- Stated problem:
Gather every line holding the string "true".

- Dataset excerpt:
- - - -

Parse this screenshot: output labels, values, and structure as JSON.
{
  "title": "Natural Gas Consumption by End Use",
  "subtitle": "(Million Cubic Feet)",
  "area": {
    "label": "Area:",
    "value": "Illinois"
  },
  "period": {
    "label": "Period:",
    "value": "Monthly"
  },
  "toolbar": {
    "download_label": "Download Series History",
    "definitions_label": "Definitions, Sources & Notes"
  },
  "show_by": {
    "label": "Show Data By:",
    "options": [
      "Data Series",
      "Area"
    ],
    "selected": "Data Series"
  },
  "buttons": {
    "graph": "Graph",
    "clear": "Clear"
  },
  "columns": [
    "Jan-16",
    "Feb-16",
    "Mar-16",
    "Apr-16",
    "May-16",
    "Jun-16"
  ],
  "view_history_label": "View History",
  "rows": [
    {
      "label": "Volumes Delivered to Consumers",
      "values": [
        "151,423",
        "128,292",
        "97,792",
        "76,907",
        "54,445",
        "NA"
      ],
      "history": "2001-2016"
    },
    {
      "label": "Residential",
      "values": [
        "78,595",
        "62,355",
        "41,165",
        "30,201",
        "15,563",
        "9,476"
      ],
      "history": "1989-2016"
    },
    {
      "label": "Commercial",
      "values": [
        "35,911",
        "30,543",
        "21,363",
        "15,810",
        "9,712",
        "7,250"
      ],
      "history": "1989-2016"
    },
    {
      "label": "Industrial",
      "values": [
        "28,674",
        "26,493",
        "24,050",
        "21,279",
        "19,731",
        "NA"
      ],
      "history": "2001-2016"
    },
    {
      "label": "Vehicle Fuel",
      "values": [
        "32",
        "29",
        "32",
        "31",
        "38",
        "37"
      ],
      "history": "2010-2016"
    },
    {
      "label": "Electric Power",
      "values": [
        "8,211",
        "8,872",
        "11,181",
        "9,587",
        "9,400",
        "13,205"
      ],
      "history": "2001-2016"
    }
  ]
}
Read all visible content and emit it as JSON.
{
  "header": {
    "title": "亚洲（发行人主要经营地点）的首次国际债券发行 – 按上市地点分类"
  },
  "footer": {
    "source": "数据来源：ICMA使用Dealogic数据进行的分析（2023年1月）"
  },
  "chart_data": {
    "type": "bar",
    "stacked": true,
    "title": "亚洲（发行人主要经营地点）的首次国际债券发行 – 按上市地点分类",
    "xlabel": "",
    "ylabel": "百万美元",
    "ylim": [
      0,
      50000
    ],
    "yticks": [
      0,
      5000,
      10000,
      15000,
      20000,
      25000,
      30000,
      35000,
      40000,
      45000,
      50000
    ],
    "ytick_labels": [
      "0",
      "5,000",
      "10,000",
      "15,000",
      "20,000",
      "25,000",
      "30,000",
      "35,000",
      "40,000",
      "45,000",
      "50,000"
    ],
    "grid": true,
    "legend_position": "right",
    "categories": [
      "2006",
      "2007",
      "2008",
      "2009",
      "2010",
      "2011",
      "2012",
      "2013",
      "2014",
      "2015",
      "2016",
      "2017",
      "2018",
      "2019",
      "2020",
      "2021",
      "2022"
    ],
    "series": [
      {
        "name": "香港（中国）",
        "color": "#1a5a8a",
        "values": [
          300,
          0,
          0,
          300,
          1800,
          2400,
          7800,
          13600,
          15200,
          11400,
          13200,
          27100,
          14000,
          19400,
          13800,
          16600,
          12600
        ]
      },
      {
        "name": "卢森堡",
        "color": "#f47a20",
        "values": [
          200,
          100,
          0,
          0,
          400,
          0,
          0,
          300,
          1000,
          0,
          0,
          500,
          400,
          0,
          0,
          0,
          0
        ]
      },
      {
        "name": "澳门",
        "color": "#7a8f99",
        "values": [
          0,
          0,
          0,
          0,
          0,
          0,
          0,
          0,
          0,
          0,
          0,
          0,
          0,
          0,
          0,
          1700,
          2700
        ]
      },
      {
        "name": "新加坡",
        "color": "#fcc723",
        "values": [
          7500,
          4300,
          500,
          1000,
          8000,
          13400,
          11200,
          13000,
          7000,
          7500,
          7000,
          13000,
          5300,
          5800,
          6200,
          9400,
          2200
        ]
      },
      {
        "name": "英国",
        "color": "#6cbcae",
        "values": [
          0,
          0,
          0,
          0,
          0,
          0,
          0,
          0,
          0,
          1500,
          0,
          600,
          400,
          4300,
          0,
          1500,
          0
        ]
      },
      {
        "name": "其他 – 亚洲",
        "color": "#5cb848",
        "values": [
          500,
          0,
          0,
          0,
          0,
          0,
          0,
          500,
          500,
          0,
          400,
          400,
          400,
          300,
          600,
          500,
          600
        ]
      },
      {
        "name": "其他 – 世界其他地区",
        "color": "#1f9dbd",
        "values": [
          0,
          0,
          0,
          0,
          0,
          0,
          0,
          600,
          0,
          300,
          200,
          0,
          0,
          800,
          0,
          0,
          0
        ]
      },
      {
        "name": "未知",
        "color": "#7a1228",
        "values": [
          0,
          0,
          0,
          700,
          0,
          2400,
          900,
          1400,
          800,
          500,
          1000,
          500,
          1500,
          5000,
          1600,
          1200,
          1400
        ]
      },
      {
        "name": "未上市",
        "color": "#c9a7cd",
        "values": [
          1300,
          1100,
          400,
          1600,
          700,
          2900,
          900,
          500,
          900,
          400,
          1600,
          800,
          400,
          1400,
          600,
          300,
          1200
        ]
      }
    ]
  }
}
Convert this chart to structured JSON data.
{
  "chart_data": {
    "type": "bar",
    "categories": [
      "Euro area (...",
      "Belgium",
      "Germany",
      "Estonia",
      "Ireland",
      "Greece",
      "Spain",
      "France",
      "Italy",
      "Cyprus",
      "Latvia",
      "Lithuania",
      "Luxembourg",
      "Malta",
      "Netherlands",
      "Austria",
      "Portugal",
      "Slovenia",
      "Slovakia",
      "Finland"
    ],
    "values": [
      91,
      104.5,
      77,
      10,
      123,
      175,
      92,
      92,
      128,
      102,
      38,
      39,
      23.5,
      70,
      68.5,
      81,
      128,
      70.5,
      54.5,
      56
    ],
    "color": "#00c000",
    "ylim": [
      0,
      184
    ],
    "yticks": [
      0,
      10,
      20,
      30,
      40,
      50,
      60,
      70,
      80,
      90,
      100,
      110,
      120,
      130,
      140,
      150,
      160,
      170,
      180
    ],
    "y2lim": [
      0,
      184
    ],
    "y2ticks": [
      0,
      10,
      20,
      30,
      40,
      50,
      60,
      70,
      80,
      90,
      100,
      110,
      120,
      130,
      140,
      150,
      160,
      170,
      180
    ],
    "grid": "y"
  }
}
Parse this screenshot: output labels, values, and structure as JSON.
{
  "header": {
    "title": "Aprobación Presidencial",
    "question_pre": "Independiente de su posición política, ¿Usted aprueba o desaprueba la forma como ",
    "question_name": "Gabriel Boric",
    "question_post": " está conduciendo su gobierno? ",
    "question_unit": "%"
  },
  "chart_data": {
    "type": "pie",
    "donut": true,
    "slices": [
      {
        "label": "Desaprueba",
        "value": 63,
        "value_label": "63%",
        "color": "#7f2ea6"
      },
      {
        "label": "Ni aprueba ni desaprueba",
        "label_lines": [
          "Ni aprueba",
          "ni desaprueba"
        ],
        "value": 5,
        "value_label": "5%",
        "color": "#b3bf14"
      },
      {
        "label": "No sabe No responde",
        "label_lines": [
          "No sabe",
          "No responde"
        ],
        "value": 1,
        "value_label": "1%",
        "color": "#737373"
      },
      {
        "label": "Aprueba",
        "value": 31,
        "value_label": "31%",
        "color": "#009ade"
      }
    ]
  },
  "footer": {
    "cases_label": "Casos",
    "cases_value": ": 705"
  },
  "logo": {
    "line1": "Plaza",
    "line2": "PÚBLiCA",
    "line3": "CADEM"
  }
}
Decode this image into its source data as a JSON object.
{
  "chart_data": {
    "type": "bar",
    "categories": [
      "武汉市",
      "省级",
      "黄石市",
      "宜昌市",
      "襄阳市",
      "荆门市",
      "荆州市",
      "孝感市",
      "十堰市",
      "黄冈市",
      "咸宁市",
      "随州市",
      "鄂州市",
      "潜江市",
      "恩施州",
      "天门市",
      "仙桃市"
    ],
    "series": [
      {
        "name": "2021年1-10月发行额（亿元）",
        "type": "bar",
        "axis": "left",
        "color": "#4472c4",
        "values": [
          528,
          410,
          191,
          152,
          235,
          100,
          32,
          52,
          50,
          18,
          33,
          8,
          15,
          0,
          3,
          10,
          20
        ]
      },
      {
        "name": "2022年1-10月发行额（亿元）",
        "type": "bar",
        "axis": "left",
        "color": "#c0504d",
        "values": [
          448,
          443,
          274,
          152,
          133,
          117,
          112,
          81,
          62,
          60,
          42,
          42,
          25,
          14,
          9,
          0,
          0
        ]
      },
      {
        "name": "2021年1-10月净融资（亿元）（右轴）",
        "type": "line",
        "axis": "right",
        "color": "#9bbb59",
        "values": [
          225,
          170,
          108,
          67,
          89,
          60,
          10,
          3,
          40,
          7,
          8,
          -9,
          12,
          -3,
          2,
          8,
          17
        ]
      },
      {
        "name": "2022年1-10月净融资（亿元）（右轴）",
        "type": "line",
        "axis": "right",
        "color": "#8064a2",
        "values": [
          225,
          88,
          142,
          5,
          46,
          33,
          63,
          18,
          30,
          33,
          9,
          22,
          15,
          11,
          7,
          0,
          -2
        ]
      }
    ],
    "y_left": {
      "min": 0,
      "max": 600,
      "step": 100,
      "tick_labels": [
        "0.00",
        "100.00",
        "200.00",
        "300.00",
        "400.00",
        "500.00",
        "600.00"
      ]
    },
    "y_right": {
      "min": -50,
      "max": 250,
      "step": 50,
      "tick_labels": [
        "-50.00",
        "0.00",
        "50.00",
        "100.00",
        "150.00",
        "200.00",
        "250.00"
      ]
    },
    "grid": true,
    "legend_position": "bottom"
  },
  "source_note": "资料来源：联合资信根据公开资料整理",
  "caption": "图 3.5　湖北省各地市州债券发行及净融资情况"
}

- - - -

- Reply to the exercise:
    "stacked": true,
    "grid": true,
    "donut": true,
    "grid": true,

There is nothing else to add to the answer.